MATERIAL SUPPLIED:
┌────────

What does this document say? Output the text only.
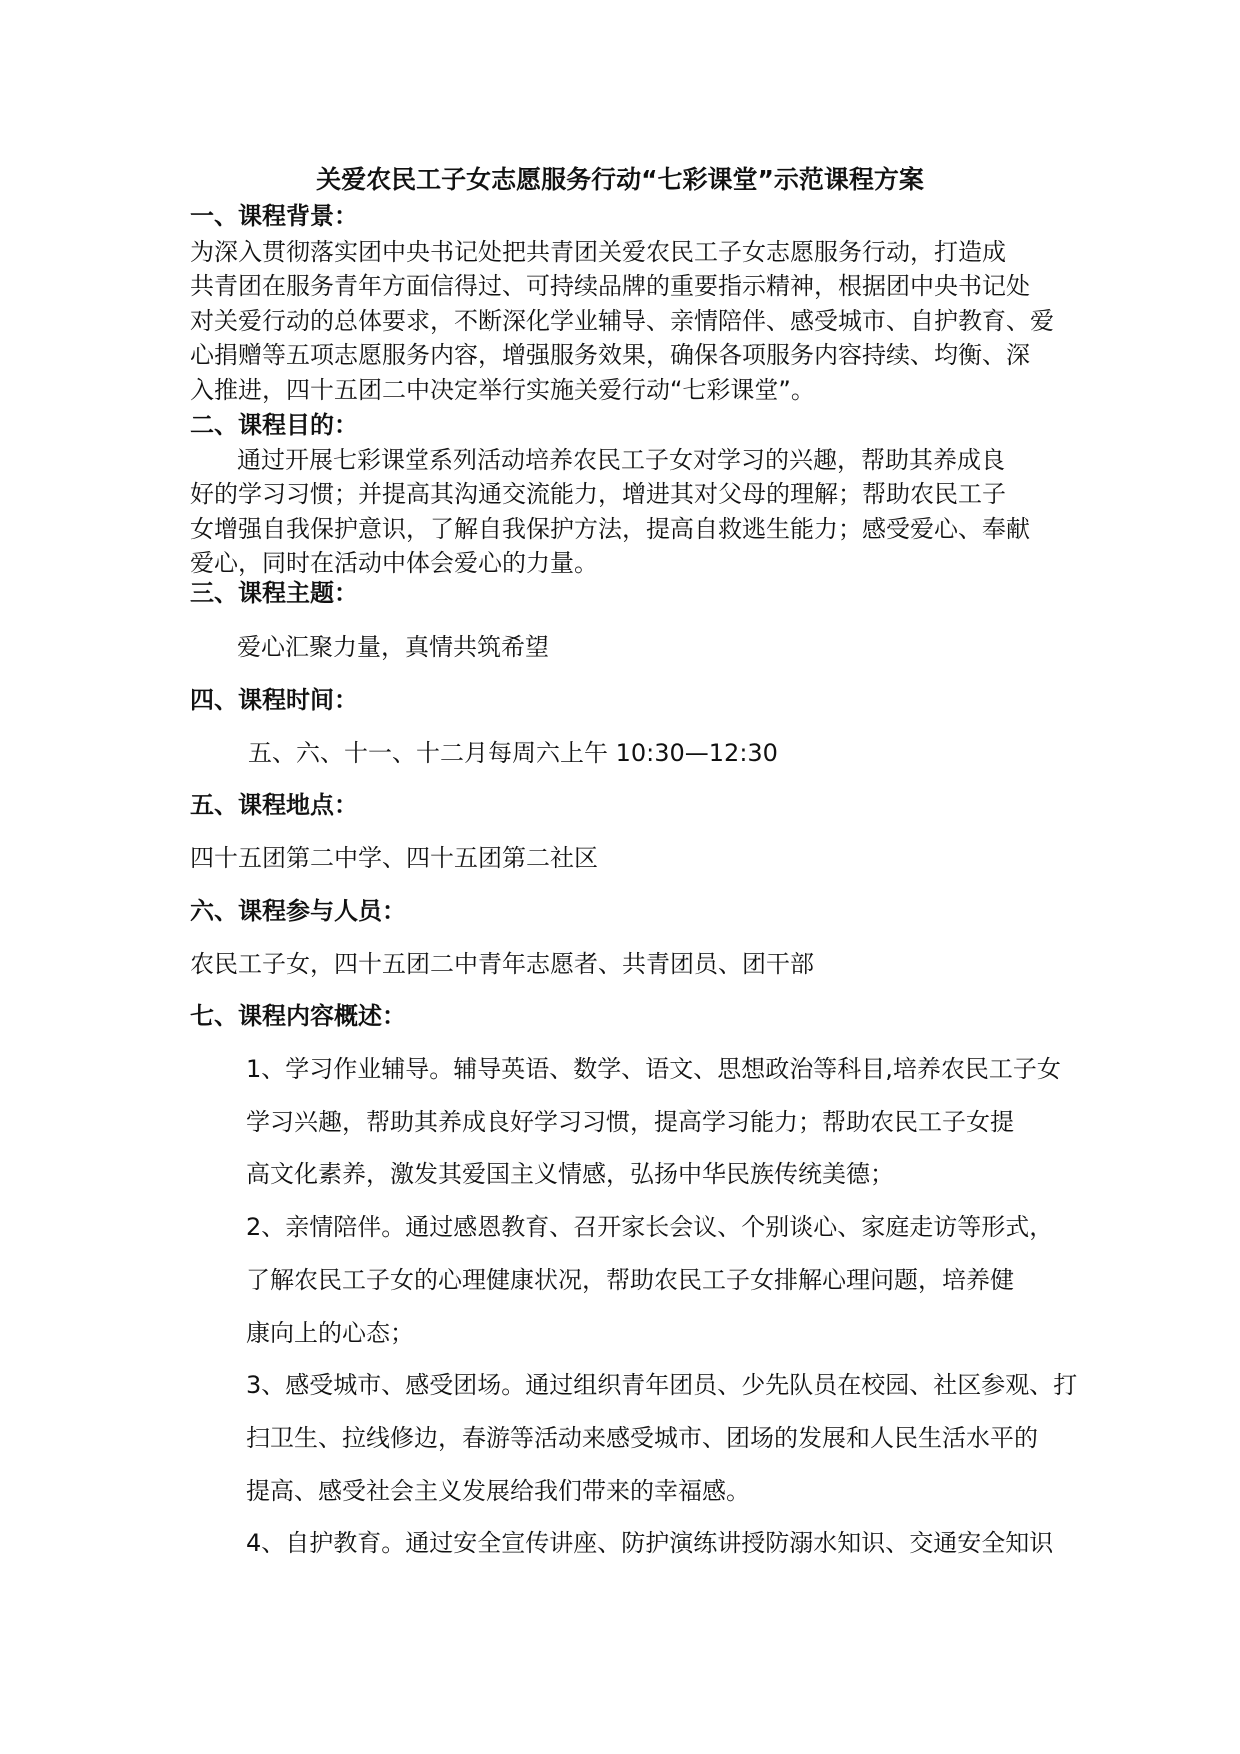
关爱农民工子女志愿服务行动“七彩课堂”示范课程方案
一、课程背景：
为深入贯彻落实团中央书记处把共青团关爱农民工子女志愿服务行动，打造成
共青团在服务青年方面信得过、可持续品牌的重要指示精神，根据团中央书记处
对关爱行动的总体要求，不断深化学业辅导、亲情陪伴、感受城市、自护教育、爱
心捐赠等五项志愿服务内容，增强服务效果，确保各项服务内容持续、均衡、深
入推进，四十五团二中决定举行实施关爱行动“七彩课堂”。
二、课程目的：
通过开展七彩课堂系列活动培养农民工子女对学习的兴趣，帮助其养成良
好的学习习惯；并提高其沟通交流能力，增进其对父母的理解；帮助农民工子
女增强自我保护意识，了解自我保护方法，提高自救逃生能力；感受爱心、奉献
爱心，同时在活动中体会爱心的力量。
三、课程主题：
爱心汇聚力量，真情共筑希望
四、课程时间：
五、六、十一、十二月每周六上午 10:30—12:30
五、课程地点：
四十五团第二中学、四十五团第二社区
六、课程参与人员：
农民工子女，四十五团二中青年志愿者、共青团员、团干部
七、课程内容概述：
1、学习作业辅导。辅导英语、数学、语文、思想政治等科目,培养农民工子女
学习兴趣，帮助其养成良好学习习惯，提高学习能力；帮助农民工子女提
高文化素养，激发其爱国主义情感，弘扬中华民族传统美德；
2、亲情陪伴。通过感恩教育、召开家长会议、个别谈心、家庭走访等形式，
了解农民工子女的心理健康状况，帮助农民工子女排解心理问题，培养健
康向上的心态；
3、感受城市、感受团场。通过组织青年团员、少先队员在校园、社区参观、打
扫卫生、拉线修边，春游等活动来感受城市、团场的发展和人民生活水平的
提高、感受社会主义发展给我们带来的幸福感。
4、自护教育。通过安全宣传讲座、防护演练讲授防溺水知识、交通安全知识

└────────
┌────────

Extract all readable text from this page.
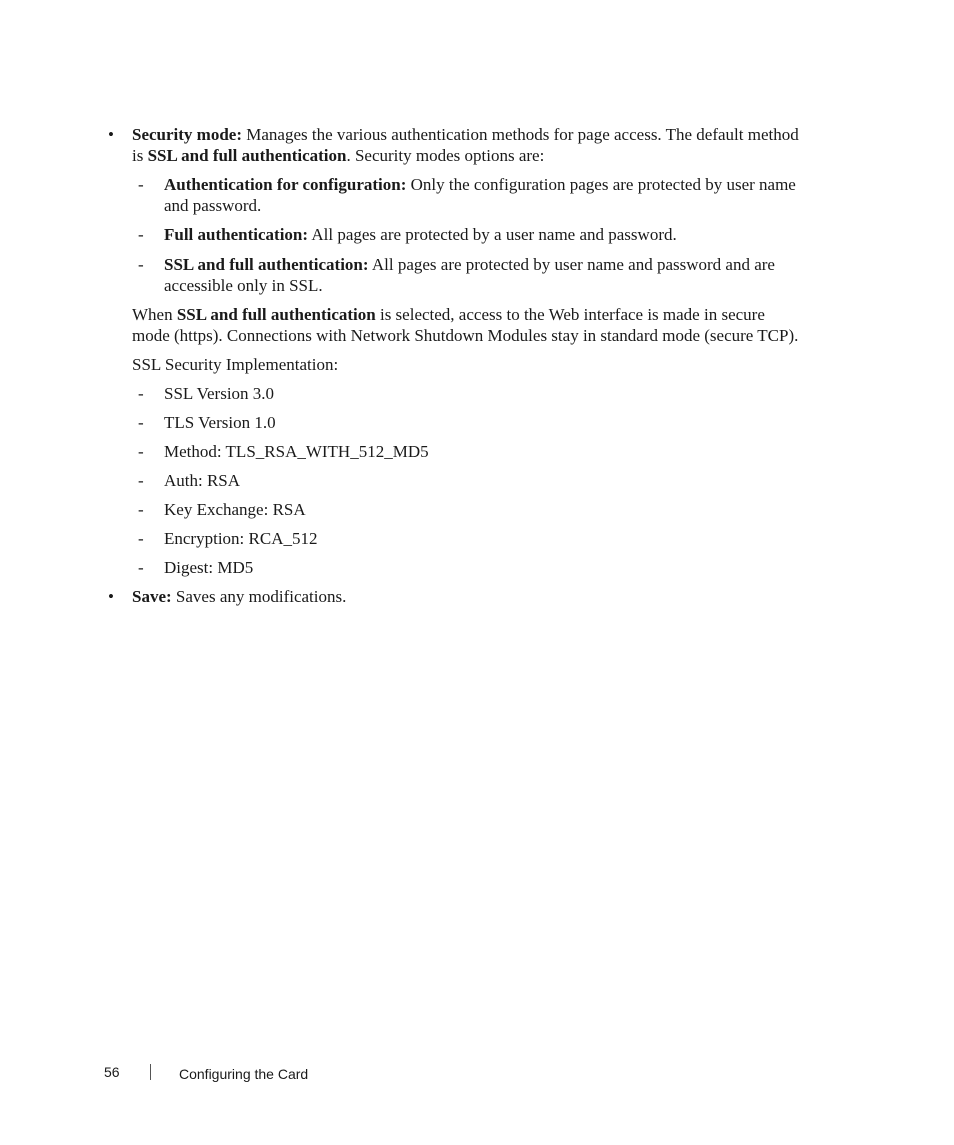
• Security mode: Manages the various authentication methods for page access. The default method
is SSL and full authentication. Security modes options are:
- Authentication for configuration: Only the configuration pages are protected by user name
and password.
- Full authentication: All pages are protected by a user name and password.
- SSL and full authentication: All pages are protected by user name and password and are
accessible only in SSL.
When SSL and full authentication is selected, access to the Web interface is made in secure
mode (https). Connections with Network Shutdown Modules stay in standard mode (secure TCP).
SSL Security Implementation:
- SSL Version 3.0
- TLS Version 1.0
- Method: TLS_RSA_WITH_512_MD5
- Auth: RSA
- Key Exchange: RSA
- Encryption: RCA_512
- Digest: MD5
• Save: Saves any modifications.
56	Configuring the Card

└────────

TASK REQUIREMENTS: Using the listing, collect all lines in which the string "password" is found.

FINAL ANSWER:
and password.
- Full authentication: All pages are protected by a user name and password.
- SSL and full authentication: All pages are protected by user name and password and are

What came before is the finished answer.